----- Material supplied -----

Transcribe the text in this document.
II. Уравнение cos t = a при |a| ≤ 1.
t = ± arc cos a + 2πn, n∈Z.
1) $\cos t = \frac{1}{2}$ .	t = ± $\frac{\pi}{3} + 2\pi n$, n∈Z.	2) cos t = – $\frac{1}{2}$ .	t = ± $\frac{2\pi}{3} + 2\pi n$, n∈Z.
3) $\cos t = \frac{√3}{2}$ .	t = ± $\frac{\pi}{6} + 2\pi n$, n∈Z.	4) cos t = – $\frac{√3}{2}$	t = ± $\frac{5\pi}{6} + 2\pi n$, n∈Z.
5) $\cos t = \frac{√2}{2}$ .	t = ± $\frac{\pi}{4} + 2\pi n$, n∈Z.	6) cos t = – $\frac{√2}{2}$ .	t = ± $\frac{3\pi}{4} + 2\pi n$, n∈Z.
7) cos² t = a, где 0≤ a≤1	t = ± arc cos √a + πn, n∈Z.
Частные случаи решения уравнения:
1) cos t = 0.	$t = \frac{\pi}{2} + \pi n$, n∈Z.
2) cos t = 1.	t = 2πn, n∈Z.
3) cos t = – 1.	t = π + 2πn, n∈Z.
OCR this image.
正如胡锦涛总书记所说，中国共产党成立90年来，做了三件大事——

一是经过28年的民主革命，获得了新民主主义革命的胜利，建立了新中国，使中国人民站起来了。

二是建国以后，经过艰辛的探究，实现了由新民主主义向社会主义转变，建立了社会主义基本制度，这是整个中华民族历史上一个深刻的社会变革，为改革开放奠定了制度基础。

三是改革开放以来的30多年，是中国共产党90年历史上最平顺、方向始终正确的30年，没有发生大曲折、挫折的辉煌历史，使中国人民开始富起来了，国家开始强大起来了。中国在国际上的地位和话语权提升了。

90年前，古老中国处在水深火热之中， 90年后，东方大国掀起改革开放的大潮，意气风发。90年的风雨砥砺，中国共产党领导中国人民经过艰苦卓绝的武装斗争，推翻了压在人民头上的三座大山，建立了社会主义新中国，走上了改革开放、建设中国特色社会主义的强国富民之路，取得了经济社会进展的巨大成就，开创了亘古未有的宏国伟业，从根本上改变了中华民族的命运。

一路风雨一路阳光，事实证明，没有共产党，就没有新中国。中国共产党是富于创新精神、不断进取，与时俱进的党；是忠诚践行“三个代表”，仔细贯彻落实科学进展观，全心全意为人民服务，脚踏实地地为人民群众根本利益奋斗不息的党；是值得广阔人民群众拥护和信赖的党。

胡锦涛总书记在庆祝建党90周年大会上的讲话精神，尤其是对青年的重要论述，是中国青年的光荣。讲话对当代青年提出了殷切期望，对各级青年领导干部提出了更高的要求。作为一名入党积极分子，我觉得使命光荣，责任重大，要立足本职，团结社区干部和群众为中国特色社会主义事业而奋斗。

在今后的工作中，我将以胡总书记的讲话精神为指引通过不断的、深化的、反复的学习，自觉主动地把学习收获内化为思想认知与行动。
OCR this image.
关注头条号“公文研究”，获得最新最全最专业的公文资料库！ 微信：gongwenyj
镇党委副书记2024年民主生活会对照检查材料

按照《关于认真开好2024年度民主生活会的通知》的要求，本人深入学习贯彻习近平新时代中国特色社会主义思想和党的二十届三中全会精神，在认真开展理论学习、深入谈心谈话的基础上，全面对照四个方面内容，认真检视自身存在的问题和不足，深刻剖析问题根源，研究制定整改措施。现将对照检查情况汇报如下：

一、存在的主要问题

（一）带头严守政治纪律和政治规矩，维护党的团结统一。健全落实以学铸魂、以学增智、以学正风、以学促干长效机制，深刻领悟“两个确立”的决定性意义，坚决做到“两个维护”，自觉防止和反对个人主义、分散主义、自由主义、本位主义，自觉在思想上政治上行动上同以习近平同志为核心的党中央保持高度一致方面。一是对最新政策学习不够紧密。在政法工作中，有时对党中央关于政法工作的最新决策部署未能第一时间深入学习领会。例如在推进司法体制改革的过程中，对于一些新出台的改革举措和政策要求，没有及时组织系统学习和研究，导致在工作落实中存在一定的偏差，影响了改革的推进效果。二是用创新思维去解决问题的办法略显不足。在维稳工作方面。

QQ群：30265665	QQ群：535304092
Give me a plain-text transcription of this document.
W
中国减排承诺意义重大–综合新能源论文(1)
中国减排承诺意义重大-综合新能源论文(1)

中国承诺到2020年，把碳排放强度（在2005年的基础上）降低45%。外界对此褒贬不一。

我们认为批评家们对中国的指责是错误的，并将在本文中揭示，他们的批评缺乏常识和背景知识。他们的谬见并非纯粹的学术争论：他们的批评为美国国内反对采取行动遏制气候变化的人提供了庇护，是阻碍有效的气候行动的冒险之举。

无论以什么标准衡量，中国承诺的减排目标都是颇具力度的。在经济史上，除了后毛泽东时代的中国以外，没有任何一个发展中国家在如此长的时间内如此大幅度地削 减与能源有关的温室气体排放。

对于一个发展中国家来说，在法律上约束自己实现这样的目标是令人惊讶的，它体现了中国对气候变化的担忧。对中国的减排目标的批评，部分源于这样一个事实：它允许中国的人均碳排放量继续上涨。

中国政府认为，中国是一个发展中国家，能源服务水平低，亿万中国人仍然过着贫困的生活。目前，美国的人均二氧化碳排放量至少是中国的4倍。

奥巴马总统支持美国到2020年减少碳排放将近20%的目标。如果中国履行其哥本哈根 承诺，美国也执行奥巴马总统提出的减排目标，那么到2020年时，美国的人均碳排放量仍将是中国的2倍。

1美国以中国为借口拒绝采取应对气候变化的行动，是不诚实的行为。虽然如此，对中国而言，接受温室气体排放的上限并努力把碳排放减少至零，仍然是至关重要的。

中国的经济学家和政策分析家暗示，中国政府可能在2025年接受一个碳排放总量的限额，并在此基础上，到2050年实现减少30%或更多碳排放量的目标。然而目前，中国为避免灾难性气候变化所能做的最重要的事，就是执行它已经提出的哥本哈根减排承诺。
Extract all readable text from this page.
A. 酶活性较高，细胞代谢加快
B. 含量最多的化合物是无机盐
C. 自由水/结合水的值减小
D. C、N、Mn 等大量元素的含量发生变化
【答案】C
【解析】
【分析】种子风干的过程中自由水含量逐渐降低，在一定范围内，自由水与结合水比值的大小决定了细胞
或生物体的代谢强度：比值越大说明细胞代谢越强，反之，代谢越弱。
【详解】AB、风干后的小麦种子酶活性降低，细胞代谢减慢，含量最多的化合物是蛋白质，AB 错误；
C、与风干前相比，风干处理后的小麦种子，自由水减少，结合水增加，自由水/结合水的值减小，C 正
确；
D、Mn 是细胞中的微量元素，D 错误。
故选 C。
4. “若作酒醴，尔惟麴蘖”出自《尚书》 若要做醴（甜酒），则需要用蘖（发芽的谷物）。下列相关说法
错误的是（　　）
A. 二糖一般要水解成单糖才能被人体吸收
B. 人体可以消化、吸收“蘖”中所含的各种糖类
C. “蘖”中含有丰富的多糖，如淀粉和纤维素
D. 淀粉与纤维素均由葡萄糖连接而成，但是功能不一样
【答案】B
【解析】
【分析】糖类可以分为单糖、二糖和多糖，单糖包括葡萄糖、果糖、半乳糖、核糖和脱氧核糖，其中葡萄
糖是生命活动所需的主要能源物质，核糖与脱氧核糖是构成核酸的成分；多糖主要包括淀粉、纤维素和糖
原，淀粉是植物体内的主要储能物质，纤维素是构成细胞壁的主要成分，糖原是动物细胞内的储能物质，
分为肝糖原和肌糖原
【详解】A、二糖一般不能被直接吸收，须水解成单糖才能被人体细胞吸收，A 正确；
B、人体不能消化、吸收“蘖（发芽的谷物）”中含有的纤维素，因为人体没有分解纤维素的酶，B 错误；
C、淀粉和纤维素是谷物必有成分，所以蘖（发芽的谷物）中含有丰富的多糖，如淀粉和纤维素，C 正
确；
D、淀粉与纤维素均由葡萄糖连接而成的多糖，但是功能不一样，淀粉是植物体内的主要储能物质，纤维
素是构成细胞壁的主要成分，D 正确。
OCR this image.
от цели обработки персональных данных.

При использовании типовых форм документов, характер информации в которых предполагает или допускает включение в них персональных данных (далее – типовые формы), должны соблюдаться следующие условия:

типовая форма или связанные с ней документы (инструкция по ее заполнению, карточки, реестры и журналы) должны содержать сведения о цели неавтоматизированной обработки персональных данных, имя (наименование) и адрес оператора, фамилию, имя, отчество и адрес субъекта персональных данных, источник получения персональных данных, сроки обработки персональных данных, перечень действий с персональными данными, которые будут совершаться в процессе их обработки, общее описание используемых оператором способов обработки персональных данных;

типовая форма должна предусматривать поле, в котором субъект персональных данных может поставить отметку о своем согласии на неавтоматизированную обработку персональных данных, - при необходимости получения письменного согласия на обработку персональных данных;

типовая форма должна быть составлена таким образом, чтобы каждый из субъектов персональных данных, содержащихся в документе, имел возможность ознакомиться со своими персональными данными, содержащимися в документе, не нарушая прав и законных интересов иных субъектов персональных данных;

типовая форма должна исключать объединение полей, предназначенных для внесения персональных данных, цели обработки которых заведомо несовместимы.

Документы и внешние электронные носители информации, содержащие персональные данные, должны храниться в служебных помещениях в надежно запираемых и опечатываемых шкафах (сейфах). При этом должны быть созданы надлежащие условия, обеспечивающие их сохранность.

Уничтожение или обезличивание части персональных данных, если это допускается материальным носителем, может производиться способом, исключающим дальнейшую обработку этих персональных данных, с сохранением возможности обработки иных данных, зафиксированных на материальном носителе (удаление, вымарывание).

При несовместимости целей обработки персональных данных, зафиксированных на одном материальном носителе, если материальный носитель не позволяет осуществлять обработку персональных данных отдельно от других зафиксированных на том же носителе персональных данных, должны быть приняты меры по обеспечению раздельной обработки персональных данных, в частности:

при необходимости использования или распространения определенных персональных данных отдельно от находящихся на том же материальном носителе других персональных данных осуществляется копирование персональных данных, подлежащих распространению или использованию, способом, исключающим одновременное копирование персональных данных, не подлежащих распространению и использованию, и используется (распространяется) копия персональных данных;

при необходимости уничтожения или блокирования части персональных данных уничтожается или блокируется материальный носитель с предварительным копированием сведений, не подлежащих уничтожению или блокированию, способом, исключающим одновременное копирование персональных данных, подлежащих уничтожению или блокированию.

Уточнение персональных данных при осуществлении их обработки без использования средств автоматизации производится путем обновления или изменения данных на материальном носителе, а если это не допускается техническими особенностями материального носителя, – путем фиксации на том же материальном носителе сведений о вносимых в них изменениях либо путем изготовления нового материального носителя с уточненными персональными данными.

-----

# Goal
From the data, pick out every line that includes "中含有丰富的多糖".

# Written response
C. “蘖”中含有丰富的多糖，如淀粉和纤维素
C、淀粉和纤维素是谷物必有成分，所以蘖（发芽的谷物）中含有丰富的多糖，如淀粉和纤维素，C 正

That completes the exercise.